* Requirement: Beginning with the line where "OCR this image." appears, restate the lines word for word through the last one in the listing.
>> start Task input
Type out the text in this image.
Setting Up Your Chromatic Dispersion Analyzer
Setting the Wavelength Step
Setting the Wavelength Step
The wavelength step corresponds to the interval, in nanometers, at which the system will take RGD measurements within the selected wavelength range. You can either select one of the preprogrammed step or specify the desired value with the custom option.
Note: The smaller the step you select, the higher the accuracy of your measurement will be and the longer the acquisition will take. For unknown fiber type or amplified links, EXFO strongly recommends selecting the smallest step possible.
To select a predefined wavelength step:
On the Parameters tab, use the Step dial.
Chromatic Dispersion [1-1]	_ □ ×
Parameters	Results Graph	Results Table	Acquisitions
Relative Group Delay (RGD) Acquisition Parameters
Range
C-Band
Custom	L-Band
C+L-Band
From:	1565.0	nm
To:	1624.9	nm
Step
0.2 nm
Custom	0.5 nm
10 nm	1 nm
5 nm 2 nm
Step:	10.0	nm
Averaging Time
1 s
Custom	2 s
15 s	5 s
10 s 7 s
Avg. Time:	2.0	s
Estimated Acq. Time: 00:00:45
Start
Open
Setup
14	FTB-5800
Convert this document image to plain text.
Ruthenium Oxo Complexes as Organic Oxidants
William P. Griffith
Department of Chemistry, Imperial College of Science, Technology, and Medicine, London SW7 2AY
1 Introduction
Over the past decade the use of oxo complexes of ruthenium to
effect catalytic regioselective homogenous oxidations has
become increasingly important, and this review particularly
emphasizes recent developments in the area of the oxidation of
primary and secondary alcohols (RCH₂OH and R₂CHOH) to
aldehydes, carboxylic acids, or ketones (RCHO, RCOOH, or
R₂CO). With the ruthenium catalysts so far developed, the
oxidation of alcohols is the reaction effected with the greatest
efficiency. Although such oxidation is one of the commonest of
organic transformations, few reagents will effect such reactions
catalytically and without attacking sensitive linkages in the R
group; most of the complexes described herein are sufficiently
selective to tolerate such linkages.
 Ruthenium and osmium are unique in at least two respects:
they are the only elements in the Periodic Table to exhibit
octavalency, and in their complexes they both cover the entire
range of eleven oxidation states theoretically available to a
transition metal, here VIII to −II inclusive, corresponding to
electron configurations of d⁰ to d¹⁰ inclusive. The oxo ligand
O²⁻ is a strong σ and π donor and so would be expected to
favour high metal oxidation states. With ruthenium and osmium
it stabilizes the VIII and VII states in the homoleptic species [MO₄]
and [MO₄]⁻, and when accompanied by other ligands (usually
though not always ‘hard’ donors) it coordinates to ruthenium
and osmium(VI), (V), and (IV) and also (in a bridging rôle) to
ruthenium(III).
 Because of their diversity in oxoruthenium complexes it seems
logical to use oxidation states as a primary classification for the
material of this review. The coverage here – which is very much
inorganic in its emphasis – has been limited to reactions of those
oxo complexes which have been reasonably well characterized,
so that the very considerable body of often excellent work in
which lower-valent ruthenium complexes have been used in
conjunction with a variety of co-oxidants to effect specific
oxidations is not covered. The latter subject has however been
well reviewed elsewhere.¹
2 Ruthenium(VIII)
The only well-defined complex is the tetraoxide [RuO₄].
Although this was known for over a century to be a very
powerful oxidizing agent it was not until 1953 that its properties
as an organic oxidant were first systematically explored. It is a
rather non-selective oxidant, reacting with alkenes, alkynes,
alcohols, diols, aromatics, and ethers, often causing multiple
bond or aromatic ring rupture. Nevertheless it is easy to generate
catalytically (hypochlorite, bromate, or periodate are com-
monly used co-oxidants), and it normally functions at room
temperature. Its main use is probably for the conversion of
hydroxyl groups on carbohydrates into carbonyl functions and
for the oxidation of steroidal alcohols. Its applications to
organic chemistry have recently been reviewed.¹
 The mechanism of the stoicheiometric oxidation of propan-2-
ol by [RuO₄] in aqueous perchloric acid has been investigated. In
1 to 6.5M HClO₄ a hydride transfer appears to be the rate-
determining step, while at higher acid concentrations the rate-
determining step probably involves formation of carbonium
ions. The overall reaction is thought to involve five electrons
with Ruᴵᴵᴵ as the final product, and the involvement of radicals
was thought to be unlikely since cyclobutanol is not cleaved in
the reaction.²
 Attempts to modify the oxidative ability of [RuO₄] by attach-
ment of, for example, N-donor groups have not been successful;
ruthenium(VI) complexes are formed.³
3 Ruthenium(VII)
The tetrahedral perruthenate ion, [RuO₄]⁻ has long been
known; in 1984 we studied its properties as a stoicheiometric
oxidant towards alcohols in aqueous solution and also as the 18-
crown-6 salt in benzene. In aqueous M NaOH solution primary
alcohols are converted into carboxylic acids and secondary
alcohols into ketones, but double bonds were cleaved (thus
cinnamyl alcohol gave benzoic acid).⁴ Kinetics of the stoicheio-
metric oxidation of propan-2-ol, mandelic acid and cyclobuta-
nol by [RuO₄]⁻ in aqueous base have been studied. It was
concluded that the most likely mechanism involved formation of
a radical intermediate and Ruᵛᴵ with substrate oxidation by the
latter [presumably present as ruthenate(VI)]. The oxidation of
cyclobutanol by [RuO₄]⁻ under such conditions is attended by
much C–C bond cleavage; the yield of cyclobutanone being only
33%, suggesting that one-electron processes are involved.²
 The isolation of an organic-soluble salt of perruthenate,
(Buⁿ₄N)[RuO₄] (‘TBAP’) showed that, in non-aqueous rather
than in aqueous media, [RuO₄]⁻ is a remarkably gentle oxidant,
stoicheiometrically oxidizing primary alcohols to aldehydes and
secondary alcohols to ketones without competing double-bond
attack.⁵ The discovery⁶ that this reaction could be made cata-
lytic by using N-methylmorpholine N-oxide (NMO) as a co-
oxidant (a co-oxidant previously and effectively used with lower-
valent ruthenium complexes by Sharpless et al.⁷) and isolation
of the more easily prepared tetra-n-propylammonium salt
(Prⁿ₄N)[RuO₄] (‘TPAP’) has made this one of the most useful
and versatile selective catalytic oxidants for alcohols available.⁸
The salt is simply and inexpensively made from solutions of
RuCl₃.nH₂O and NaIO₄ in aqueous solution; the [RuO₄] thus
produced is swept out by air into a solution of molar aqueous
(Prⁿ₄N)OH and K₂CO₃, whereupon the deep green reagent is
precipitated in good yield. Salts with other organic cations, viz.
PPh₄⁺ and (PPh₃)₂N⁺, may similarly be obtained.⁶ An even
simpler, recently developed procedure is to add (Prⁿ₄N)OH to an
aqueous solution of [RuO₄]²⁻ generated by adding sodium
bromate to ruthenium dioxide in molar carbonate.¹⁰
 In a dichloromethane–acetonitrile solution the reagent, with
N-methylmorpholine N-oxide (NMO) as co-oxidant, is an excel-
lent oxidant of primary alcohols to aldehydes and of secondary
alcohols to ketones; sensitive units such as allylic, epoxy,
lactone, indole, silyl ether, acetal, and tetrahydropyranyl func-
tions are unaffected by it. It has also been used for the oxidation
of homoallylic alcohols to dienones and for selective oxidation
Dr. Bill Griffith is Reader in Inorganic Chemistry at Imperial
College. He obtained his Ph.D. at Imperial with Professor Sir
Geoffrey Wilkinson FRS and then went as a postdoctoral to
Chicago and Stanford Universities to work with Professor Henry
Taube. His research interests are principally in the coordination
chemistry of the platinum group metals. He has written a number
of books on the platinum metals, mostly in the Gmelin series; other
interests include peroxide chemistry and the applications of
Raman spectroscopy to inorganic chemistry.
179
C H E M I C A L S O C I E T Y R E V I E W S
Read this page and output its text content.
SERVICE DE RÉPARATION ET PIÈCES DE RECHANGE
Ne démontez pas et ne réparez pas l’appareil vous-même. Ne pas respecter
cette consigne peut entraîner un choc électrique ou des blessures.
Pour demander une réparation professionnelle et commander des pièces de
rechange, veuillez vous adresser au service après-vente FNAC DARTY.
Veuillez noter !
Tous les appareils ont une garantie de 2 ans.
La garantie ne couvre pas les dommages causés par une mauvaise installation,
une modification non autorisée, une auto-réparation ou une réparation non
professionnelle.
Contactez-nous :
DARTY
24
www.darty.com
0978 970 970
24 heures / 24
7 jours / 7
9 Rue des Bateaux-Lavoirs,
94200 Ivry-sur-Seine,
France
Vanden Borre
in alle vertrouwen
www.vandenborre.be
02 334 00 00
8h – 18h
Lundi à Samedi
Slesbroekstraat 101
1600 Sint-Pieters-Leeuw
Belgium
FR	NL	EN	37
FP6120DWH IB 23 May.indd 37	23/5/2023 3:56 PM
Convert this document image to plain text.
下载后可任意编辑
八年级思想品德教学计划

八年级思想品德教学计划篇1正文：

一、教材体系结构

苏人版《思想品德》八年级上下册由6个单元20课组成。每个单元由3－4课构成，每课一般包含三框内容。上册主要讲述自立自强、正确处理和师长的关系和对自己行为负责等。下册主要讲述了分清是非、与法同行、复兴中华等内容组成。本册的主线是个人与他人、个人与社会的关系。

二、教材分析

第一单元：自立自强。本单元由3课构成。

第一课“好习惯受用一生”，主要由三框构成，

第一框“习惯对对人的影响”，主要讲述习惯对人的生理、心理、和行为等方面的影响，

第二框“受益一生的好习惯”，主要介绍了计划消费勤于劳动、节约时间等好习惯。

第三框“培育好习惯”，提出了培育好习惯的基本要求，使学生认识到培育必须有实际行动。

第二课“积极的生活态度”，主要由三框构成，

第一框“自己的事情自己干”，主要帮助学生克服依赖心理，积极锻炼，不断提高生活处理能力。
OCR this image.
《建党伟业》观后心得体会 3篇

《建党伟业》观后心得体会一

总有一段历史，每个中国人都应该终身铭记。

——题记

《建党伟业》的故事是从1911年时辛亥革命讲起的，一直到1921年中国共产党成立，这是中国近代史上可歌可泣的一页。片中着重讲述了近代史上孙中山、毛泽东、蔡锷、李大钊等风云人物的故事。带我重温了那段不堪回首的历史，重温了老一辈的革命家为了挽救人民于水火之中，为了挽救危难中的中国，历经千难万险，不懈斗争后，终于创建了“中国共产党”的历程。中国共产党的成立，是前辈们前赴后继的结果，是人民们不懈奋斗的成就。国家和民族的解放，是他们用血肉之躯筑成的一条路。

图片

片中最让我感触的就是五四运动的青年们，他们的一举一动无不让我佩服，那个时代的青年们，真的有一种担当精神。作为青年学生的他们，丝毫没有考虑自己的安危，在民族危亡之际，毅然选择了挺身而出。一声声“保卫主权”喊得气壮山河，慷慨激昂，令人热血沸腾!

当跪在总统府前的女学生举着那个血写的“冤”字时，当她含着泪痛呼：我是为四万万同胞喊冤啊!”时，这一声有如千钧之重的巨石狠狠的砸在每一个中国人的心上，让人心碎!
>> end Task input
* Task output:
OCR this image.
《建党伟业》观后心得体会 3篇

《建党伟业》观后心得体会一

总有一段历史，每个中国人都应该终身铭记。

——题记

《建党伟业》的故事是从1911年时辛亥革命讲起的，一直到1921年中国共产党成立，这是中国近代史上可歌可泣的一页。片中着重讲述了近代史上孙中山、毛泽东、蔡锷、李大钊等风云人物的故事。带我重温了那段不堪回首的历史，重温了老一辈的革命家为了挽救人民于水火之中，为了挽救危难中的中国，历经千难万险，不懈斗争后，终于创建了“中国共产党”的历程。中国共产党的成立，是前辈们前赴后继的结果，是人民们不懈奋斗的成就。国家和民族的解放，是他们用血肉之躯筑成的一条路。

图片

片中最让我感触的就是五四运动的青年们，他们的一举一动无不让我佩服，那个时代的青年们，真的有一种担当精神。作为青年学生的他们，丝毫没有考虑自己的安危，在民族危亡之际，毅然选择了挺身而出。一声声“保卫主权”喊得气壮山河，慷慨激昂，令人热血沸腾!

当跪在总统府前的女学生举着那个血写的“冤”字时，当她含着泪痛呼：我是为四万万同胞喊冤啊!”时，这一声有如千钧之重的巨石狠狠的砸在每一个中国人的心上，让人心碎!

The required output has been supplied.